**What is asked**
Copy out all lines in the data below containing the string "年港股与其他地区".
::::
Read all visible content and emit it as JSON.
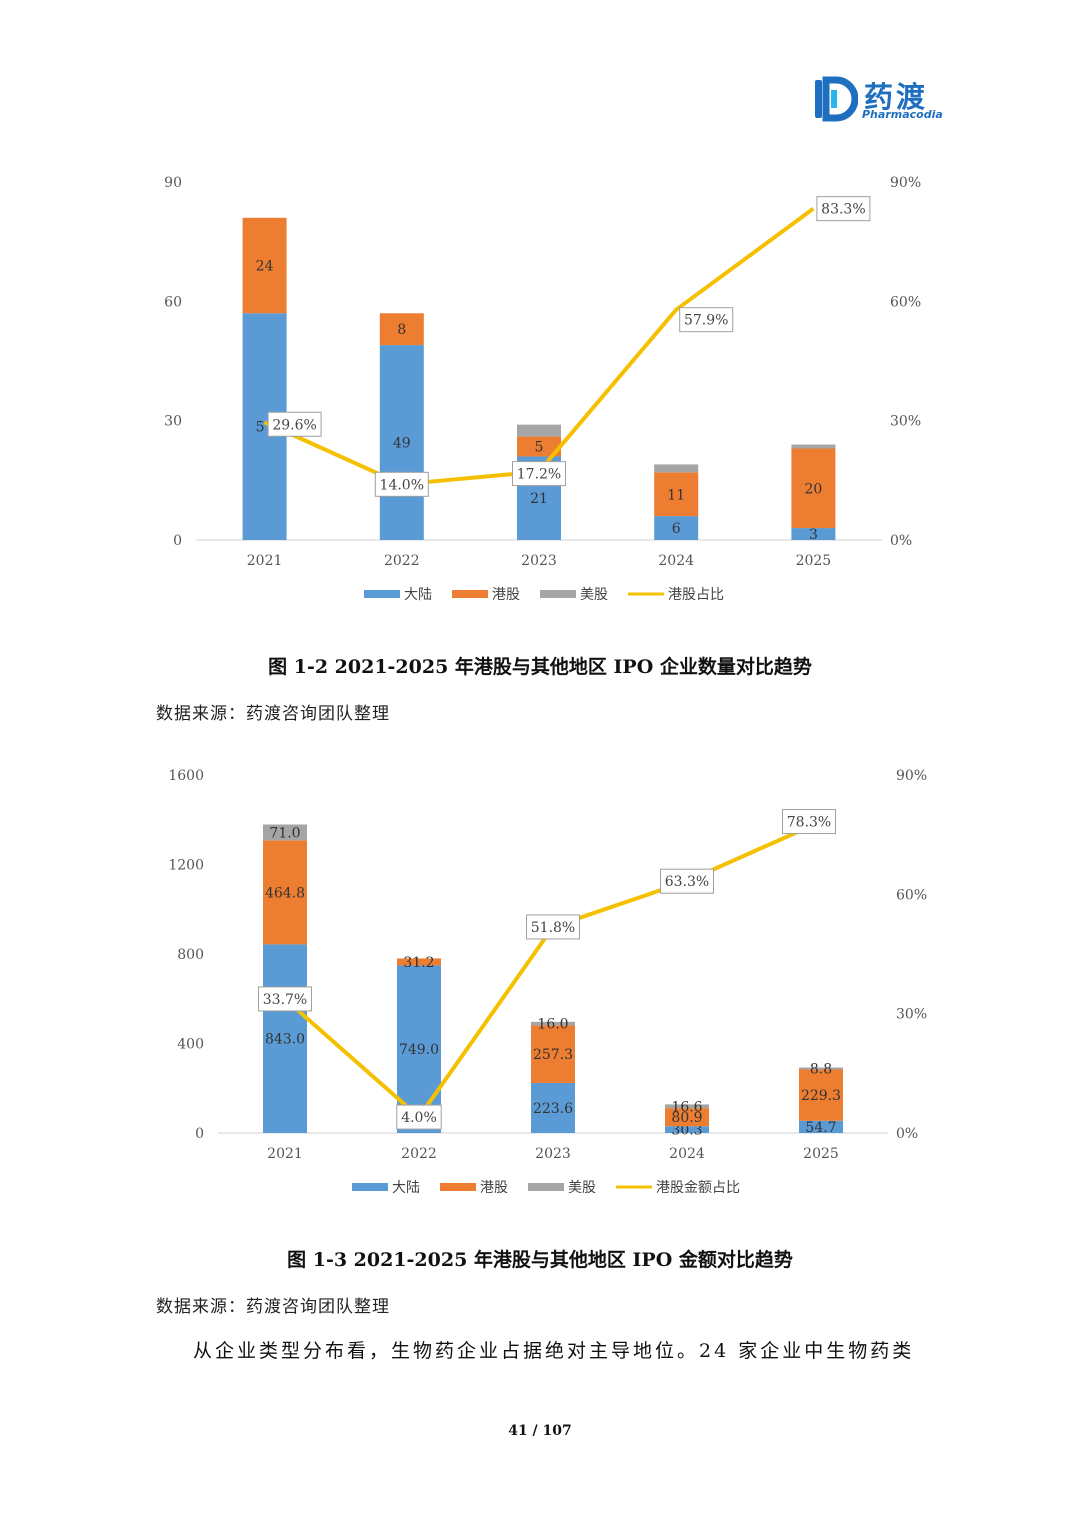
{
  "logo": {
    "name": "药渡",
    "sub": "Pharmacodia"
  },
  "chart_data": [
    {
      "type": "bar",
      "stacked": true,
      "categories": [
        "2021",
        "2022",
        "2023",
        "2024",
        "2025"
      ],
      "ylim": [
        0,
        90
      ],
      "yticks": [
        "0",
        "30",
        "60",
        "90"
      ],
      "y2lim": [
        0,
        0.9
      ],
      "y2ticks": [
        "0%",
        "30%",
        "60%",
        "90%"
      ],
      "grid": false,
      "legend_position": "bottom",
      "series": [
        {
          "name": "大陆",
          "color": "#5b9bd5",
          "values": [
            57,
            49,
            21,
            6,
            3
          ],
          "labels": [
            "57",
            "49",
            "21",
            "6",
            "3"
          ]
        },
        {
          "name": "港股",
          "color": "#ed7d31",
          "values": [
            24,
            8,
            5,
            11,
            20
          ],
          "labels": [
            "24",
            "8",
            "5",
            "11",
            "20"
          ]
        },
        {
          "name": "美股",
          "color": "#a5a5a5",
          "values": [
            0,
            0,
            3,
            2,
            1
          ],
          "labels": [
            "",
            "",
            "",
            "",
            ""
          ]
        }
      ],
      "line": {
        "name": "港股占比",
        "color": "#f5c000",
        "axis": "right",
        "values": [
          0.296,
          0.14,
          0.172,
          0.579,
          0.833
        ],
        "labels": [
          "29.6%",
          "14.0%",
          "17.2%",
          "57.9%",
          "83.3%"
        ]
      }
    },
    {
      "type": "bar",
      "stacked": true,
      "categories": [
        "2021",
        "2022",
        "2023",
        "2024",
        "2025"
      ],
      "ylim": [
        0,
        1600
      ],
      "yticks": [
        "0",
        "400",
        "800",
        "1200",
        "1600"
      ],
      "y2lim": [
        0,
        0.9
      ],
      "y2ticks": [
        "0%",
        "30%",
        "60%",
        "90%"
      ],
      "grid": false,
      "legend_position": "bottom",
      "series": [
        {
          "name": "大陆",
          "color": "#5b9bd5",
          "values": [
            843.0,
            749.0,
            223.6,
            30.3,
            54.7
          ],
          "labels": [
            "843.0",
            "749.0",
            "223.6",
            "30.3",
            "54.7"
          ]
        },
        {
          "name": "港股",
          "color": "#ed7d31",
          "values": [
            464.8,
            31.2,
            257.3,
            80.9,
            229.3
          ],
          "labels": [
            "464.8",
            "31.2",
            "257.3",
            "80.9",
            "229.3"
          ]
        },
        {
          "name": "美股",
          "color": "#a5a5a5",
          "values": [
            71.0,
            0,
            16.0,
            16.6,
            8.8
          ],
          "labels": [
            "71.0",
            "",
            "16.0",
            "16.6",
            "8.8"
          ]
        }
      ],
      "line": {
        "name": "港股金额占比",
        "color": "#f5c000",
        "axis": "right",
        "values": [
          0.337,
          0.04,
          0.518,
          0.633,
          0.783
        ],
        "labels": [
          "33.7%",
          "4.0%",
          "51.8%",
          "63.3%",
          "78.3%"
        ]
      }
    }
  ],
  "captions": {
    "fig1": "图 1-2 2021-2025 年港股与其他地区 IPO 企业数量对比趋势",
    "fig2": "图 1-3 2021-2025 年港股与其他地区 IPO 金额对比趋势"
  },
  "sources": {
    "fig1": "数据来源：药渡咨询团队整理",
    "fig2": "数据来源：药渡咨询团队整理"
  },
  "paragraph": "从企业类型分布看，生物药企业占据绝对主导地位。24 家企业中生物药类",
  "page_number": "41 / 107"
}
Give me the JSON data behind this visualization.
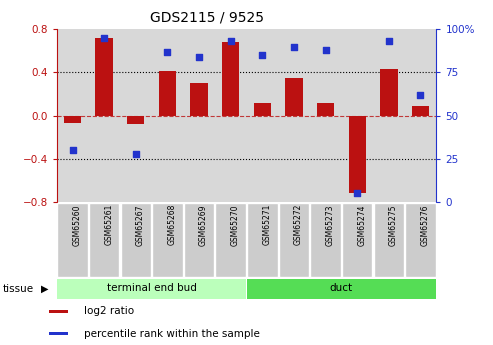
{
  "title": "GDS2115 / 9525",
  "samples": [
    "GSM65260",
    "GSM65261",
    "GSM65267",
    "GSM65268",
    "GSM65269",
    "GSM65270",
    "GSM65271",
    "GSM65272",
    "GSM65273",
    "GSM65274",
    "GSM65275",
    "GSM65276"
  ],
  "log2_ratio": [
    -0.07,
    0.72,
    -0.08,
    0.41,
    0.3,
    0.68,
    0.12,
    0.35,
    0.12,
    -0.72,
    0.43,
    0.09
  ],
  "percentile_rank": [
    30,
    95,
    28,
    87,
    84,
    93,
    85,
    90,
    88,
    5,
    93,
    62
  ],
  "bar_color": "#bb1111",
  "dot_color": "#2233cc",
  "left_ylim": [
    -0.8,
    0.8
  ],
  "right_ylim": [
    0,
    100
  ],
  "left_yticks": [
    -0.8,
    -0.4,
    0.0,
    0.4,
    0.8
  ],
  "right_yticks": [
    0,
    25,
    50,
    75,
    100
  ],
  "right_yticklabels": [
    "0",
    "25",
    "50",
    "75",
    "100%"
  ],
  "hline_dotted": [
    -0.4,
    0.4
  ],
  "hline_dashed": [
    0.0
  ],
  "tissue_groups": [
    {
      "label": "terminal end bud",
      "start": 0,
      "end": 6,
      "color": "#bbffbb"
    },
    {
      "label": "duct",
      "start": 6,
      "end": 12,
      "color": "#55dd55"
    }
  ],
  "tissue_label": "tissue",
  "legend_items": [
    {
      "label": "log2 ratio",
      "color": "#bb1111"
    },
    {
      "label": "percentile rank within the sample",
      "color": "#2233cc"
    }
  ],
  "plot_bg_color": "#d8d8d8",
  "sample_box_color": "#cccccc",
  "bar_width": 0.55,
  "dot_size": 22
}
::::
**Response for this exercise**
    "fig1": "图 1-2 2021-2025 年港股与其他地区 IPO 企业数量对比趋势",
    "fig2": "图 1-3 2021-2025 年港股与其他地区 IPO 金额对比趋势"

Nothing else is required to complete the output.